## BEGIN Extracted data
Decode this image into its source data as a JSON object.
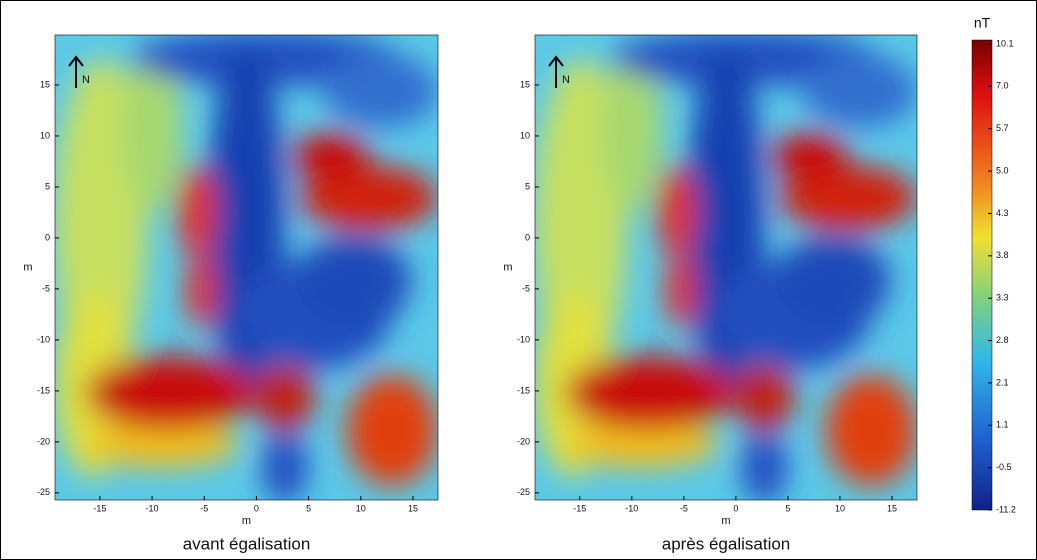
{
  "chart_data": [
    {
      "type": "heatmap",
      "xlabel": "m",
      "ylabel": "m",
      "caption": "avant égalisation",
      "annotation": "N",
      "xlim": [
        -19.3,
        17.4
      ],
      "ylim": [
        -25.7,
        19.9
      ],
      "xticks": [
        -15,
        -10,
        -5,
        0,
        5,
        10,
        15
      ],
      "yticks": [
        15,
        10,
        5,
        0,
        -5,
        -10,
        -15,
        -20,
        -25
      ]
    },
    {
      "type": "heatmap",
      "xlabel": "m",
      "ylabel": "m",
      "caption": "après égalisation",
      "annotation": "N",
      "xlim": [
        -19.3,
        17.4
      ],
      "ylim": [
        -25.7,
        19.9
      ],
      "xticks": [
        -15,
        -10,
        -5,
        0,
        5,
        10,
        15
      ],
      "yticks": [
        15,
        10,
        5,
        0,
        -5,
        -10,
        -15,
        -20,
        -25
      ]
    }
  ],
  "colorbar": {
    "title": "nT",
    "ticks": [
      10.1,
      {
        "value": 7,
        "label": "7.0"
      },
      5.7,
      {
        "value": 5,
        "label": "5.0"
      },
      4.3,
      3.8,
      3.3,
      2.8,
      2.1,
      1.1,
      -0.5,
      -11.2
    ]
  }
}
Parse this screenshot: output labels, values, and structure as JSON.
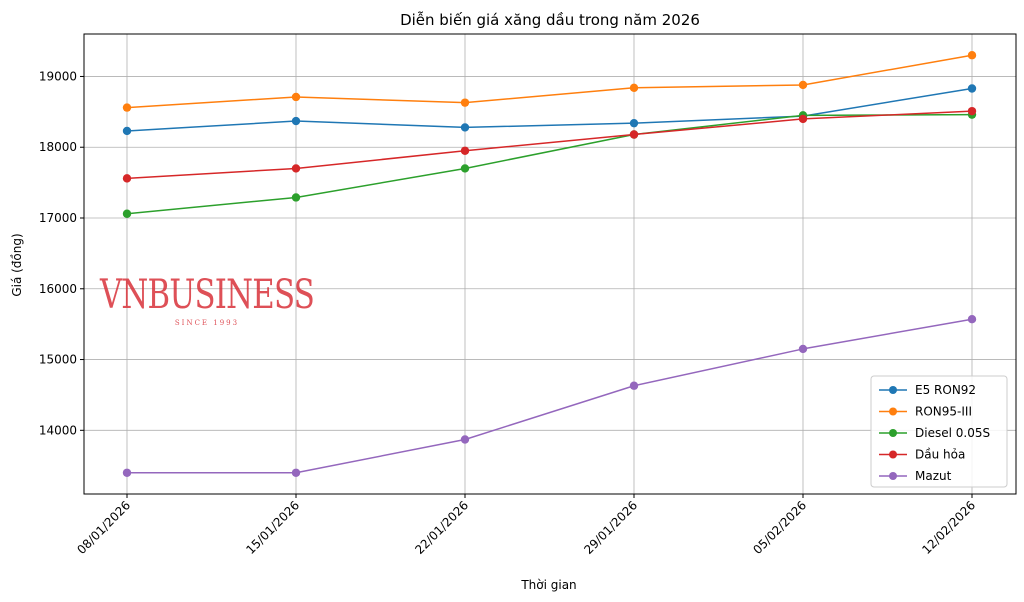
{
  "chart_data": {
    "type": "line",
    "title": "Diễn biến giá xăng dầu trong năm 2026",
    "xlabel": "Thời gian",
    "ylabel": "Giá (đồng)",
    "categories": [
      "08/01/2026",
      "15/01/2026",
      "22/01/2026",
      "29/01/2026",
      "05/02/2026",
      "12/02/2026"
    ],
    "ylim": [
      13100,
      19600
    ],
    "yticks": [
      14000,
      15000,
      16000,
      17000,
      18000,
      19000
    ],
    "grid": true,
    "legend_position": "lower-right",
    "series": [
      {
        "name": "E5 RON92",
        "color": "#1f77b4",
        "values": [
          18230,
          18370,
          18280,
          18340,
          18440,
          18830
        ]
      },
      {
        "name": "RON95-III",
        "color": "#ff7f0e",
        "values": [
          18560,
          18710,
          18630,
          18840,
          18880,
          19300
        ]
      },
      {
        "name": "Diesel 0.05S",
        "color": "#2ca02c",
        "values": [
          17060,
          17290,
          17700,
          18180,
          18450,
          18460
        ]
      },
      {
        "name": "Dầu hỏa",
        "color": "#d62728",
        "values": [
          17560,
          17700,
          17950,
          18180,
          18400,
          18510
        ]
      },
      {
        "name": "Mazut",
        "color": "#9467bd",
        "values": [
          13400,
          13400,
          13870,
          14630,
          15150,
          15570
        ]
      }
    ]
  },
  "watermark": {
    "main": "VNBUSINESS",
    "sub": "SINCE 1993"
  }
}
## END Extracted data
__What is expected__
Starting at the line that holds "Parse this screenshot: output", copy each line exactly through the end of the listing, both ends included. Leave the pictures out.

__Written reply__
Parse this screenshot: output labels, values, and structure as JSON.
{
  "chart_data": {
    "type": "line",
    "title": "Diễn biến giá xăng dầu trong năm 2026",
    "xlabel": "Thời gian",
    "ylabel": "Giá (đồng)",
    "categories": [
      "08/01/2026",
      "15/01/2026",
      "22/01/2026",
      "29/01/2026",
      "05/02/2026",
      "12/02/2026"
    ],
    "ylim": [
      13100,
      19600
    ],
    "yticks": [
      14000,
      15000,
      16000,
      17000,
      18000,
      19000
    ],
    "grid": true,
    "legend_position": "lower-right",
    "series": [
      {
        "name": "E5 RON92",
        "color": "#1f77b4",
        "values": [
          18230,
          18370,
          18280,
          18340,
          18440,
          18830
        ]
      },
      {
        "name": "RON95-III",
        "color": "#ff7f0e",
        "values": [
          18560,
          18710,
          18630,
          18840,
          18880,
          19300
        ]
      },
      {
        "name": "Diesel 0.05S",
        "color": "#2ca02c",
        "values": [
          17060,
          17290,
          17700,
          18180,
          18450,
          18460
        ]
      },
      {
        "name": "Dầu hỏa",
        "color": "#d62728",
        "values": [
          17560,
          17700,
          17950,
          18180,
          18400,
          18510
        ]
      },
      {
        "name": "Mazut",
        "color": "#9467bd",
        "values": [
          13400,
          13400,
          13870,
          14630,
          15150,
          15570
        ]
      }
    ]
  },
  "watermark": {
    "main": "VNBUSINESS",
    "sub": "SINCE 1993"
  }
}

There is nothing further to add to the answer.